Task details | Exactly reproduce each entry, leaving out nothing.
## start Given data
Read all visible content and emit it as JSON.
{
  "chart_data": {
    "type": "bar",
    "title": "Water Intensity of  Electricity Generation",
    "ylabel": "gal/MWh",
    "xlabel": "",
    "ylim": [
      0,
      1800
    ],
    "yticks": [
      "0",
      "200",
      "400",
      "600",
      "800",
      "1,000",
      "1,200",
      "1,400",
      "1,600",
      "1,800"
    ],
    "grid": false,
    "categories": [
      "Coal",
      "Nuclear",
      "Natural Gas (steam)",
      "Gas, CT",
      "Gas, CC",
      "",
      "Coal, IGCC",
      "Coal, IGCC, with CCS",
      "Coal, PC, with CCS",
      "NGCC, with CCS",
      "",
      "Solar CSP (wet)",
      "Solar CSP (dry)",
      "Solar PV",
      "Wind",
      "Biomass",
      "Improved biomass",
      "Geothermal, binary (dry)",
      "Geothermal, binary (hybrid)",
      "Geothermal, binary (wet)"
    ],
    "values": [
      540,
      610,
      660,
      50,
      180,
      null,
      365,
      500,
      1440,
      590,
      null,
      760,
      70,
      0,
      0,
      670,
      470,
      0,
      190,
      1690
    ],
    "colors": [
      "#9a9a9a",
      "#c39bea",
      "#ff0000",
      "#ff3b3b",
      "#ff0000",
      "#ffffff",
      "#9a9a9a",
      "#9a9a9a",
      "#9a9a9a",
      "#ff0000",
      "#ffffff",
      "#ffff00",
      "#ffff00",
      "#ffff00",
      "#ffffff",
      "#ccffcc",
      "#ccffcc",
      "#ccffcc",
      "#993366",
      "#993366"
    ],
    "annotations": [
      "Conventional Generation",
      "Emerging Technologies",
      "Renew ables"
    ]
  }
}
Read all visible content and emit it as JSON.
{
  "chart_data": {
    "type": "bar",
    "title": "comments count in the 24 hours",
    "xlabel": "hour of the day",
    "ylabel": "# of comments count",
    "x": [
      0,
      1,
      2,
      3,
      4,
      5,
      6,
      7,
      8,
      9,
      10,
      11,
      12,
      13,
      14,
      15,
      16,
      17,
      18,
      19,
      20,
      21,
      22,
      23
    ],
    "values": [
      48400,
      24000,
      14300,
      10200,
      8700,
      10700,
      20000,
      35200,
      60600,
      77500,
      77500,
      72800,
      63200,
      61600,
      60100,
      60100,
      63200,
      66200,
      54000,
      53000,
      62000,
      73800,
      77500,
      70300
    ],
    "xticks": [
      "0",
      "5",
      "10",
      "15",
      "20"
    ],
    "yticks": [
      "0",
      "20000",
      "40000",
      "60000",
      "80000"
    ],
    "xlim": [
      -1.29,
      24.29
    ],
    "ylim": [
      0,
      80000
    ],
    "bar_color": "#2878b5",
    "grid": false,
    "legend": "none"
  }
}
## end Given data
Exercise result |
Read all visible content and emit it as JSON.
{
  "chart_data": {
    "type": "bar",
    "title": "Water Intensity of  Electricity Generation",
    "ylabel": "gal/MWh",
    "xlabel": "",
    "ylim": [
      0,
      1800
    ],
    "yticks": [
      "0",
      "200",
      "400",
      "600",
      "800",
      "1,000",
      "1,200",
      "1,400",
      "1,600",
      "1,800"
    ],
    "grid": false,
    "categories": [
      "Coal",
      "Nuclear",
      "Natural Gas (steam)",
      "Gas, CT",
      "Gas, CC",
      "",
      "Coal, IGCC",
      "Coal, IGCC, with CCS",
      "Coal, PC, with CCS",
      "NGCC, with CCS",
      "",
      "Solar CSP (wet)",
      "Solar CSP (dry)",
      "Solar PV",
      "Wind",
      "Biomass",
      "Improved biomass",
      "Geothermal, binary (dry)",
      "Geothermal, binary (hybrid)",
      "Geothermal, binary (wet)"
    ],
    "values": [
      540,
      610,
      660,
      50,
      180,
      null,
      365,
      500,
      1440,
      590,
      null,
      760,
      70,
      0,
      0,
      670,
      470,
      0,
      190,
      1690
    ],
    "colors": [
      "#9a9a9a",
      "#c39bea",
      "#ff0000",
      "#ff3b3b",
      "#ff0000",
      "#ffffff",
      "#9a9a9a",
      "#9a9a9a",
      "#9a9a9a",
      "#ff0000",
      "#ffffff",
      "#ffff00",
      "#ffff00",
      "#ffff00",
      "#ffffff",
      "#ccffcc",
      "#ccffcc",
      "#ccffcc",
      "#993366",
      "#993366"
    ],
    "annotations": [
      "Conventional Generation",
      "Emerging Technologies",
      "Renew ables"
    ]
  }
}
Read all visible content and emit it as JSON.
{
  "chart_data": {
    "type": "bar",
    "title": "comments count in the 24 hours",
    "xlabel": "hour of the day",
    "ylabel": "# of comments count",
    "x": [
      0,
      1,
      2,
      3,
      4,
      5,
      6,
      7,
      8,
      9,
      10,
      11,
      12,
      13,
      14,
      15,
      16,
      17,
      18,
      19,
      20,
      21,
      22,
      23
    ],
    "values": [
      48400,
      24000,
      14300,
      10200,
      8700,
      10700,
      20000,
      35200,
      60600,
      77500,
      77500,
      72800,
      63200,
      61600,
      60100,
      60100,
      63200,
      66200,
      54000,
      53000,
      62000,
      73800,
      77500,
      70300
    ],
    "xticks": [
      "0",
      "5",
      "10",
      "15",
      "20"
    ],
    "yticks": [
      "0",
      "20000",
      "40000",
      "60000",
      "80000"
    ],
    "xlim": [
      -1.29,
      24.29
    ],
    "ylim": [
      0,
      80000
    ],
    "bar_color": "#2878b5",
    "grid": false,
    "legend": "none"
  }
}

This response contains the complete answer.